(begin)

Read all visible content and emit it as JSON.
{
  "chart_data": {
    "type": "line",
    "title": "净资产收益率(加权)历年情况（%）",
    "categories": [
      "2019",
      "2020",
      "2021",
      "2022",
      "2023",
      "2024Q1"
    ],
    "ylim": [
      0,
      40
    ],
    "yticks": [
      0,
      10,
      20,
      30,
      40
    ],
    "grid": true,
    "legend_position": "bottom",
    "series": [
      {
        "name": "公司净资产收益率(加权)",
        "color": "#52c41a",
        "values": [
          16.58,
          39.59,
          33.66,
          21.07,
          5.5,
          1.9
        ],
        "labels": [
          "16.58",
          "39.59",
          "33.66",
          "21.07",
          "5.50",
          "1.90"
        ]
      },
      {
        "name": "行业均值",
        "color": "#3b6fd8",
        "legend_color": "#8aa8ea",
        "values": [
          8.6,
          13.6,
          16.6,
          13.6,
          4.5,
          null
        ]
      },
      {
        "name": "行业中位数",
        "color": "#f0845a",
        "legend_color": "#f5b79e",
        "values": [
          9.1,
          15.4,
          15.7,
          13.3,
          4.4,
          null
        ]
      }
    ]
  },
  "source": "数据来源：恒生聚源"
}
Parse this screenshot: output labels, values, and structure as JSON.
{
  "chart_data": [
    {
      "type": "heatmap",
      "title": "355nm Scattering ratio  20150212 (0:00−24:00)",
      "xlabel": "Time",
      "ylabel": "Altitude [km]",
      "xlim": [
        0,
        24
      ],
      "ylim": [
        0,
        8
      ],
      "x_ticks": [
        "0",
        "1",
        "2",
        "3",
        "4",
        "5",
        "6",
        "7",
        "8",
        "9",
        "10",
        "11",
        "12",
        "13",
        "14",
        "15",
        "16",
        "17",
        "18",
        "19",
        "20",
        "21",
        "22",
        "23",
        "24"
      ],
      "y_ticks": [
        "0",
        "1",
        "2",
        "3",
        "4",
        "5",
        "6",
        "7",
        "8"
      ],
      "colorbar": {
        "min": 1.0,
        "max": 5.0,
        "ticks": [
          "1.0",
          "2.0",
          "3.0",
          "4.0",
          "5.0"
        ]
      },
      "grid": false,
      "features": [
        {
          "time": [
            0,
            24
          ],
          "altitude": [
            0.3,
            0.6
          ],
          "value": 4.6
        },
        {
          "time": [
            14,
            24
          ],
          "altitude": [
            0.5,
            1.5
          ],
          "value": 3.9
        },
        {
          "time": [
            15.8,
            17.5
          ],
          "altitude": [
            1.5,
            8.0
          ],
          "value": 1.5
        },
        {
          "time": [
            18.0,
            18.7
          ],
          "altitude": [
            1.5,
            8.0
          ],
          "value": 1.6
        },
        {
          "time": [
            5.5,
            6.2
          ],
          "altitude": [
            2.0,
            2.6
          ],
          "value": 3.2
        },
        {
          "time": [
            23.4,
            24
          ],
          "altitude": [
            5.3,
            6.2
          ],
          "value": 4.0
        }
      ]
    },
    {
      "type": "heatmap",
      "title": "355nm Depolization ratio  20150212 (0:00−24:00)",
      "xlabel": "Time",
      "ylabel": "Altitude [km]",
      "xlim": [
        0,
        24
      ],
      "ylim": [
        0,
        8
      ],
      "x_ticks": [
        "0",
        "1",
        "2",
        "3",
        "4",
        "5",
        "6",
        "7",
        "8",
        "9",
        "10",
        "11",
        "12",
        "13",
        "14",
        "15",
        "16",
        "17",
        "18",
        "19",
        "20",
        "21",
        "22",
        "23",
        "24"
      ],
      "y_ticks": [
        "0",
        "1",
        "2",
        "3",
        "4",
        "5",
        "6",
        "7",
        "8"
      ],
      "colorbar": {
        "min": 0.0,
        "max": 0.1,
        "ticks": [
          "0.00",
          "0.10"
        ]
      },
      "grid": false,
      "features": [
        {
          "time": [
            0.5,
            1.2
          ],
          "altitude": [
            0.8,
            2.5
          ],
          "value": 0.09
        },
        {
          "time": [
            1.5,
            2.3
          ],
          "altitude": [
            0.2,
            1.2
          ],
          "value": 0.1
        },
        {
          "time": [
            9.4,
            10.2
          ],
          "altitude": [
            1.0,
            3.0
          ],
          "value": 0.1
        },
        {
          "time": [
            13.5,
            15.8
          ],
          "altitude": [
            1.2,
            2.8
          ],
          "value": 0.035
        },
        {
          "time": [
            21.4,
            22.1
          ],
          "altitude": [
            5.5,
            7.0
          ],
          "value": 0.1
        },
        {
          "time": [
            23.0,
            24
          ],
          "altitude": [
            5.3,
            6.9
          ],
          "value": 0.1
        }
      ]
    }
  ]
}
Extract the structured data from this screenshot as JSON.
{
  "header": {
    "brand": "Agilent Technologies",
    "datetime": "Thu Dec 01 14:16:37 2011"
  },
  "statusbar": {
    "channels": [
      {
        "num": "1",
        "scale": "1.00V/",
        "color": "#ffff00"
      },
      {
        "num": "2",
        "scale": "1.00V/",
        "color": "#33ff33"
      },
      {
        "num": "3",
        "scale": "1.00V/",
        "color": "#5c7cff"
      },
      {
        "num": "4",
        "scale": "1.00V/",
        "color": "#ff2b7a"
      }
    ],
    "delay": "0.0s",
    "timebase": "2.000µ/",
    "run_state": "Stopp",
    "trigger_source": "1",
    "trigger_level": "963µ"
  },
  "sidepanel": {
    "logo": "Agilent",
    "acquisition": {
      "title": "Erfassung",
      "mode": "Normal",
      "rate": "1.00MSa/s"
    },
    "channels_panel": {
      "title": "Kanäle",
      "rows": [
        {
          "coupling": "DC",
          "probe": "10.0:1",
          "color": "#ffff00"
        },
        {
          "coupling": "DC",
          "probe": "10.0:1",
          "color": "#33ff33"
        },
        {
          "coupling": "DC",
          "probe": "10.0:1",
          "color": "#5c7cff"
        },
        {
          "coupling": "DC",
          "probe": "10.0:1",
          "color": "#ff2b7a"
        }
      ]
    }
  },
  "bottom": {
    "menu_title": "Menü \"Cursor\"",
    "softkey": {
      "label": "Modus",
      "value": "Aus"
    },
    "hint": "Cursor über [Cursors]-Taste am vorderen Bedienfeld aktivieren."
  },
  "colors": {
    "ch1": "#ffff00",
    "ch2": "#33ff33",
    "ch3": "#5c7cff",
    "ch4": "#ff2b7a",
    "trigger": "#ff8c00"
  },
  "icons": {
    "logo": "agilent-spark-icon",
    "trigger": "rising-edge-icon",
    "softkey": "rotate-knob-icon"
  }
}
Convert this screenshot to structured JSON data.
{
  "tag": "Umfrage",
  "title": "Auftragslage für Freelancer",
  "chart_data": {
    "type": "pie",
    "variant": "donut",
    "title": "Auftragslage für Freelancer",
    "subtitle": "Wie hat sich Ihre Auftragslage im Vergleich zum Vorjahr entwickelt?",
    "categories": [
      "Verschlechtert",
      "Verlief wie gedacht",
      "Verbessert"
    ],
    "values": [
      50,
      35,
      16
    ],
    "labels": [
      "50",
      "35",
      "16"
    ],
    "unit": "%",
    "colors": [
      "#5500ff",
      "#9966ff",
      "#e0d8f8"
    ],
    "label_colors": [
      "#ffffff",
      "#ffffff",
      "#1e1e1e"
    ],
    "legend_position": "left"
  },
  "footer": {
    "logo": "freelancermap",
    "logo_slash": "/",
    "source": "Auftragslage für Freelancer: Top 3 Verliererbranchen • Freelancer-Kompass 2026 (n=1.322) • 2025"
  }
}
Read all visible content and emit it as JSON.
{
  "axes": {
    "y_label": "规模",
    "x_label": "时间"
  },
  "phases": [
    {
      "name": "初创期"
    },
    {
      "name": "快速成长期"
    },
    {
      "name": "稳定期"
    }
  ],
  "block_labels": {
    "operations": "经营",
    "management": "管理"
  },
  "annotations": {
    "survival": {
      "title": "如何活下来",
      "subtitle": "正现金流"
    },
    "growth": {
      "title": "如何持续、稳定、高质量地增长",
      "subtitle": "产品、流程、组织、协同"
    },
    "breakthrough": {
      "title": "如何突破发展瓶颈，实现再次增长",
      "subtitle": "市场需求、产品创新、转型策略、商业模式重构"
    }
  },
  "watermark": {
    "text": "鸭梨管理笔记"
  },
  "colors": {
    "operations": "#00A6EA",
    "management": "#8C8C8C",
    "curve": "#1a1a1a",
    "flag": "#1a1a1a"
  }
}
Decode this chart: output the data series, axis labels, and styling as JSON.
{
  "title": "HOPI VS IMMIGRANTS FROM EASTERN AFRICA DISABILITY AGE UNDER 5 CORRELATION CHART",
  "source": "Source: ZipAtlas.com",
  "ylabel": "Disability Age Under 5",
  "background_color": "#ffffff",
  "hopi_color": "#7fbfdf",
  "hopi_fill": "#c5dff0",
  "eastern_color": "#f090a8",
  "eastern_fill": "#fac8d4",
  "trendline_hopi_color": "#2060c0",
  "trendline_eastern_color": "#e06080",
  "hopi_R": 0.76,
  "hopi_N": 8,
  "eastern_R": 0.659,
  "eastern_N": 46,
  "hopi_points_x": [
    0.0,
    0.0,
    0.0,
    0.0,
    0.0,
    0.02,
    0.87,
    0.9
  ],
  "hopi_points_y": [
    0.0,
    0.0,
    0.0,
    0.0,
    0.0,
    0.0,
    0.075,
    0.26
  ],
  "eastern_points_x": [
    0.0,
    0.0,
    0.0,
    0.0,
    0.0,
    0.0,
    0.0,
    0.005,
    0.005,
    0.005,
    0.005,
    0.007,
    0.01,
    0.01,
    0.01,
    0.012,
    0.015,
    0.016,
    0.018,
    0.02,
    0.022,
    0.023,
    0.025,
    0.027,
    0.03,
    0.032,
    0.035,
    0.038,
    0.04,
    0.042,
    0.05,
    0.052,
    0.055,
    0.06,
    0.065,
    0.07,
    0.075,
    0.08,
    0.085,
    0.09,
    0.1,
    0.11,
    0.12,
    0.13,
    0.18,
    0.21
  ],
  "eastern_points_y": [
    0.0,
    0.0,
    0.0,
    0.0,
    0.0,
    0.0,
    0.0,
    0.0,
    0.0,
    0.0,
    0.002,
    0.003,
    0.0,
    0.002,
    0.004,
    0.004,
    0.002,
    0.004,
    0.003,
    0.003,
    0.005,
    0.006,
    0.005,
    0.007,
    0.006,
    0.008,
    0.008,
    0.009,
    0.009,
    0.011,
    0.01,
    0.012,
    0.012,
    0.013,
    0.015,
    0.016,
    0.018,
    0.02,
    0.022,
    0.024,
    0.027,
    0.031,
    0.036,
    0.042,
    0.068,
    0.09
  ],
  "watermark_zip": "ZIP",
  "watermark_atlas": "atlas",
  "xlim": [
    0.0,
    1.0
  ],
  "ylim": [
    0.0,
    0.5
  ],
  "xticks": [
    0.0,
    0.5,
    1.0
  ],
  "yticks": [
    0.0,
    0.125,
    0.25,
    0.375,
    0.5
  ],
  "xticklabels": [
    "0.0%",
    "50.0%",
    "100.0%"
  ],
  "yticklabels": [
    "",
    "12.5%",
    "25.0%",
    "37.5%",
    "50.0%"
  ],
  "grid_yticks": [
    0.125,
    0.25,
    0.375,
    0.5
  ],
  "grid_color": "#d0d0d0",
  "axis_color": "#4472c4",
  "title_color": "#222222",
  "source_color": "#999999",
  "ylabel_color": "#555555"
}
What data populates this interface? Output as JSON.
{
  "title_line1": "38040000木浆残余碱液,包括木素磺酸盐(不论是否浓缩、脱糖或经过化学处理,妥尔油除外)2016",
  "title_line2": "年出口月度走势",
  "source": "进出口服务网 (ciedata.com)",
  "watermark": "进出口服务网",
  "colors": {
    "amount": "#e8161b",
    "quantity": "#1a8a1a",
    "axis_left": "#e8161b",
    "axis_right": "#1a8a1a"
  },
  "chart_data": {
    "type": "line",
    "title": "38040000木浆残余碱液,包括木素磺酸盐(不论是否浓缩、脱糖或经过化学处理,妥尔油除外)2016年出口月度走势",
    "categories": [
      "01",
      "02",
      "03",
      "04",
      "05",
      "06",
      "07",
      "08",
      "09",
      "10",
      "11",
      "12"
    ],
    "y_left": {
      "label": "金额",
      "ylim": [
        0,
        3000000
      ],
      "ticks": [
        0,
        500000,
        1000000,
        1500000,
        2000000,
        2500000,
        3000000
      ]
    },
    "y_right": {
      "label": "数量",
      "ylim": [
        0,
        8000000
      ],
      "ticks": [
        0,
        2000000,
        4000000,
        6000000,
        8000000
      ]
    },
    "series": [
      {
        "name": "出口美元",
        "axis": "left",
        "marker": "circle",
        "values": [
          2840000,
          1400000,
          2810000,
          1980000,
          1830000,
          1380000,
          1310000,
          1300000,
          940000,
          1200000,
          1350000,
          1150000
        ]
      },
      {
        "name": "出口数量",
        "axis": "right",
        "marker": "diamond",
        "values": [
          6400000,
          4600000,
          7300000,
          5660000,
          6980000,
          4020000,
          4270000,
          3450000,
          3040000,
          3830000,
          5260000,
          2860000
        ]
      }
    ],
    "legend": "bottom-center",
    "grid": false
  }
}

(end)

**Exercise goal**
All lines in the data that contain the word "subtitle" should be copied.

**Solution**
    "subtitle": "Wie hat sich Ihre Auftragslage im Vergleich zum Vorjahr entwickelt?",
      "subtitle": "正现金流"
      "subtitle": "产品、流程、组织、协同"
      "subtitle": "市场需求、产品创新、转型策略、商业模式重构"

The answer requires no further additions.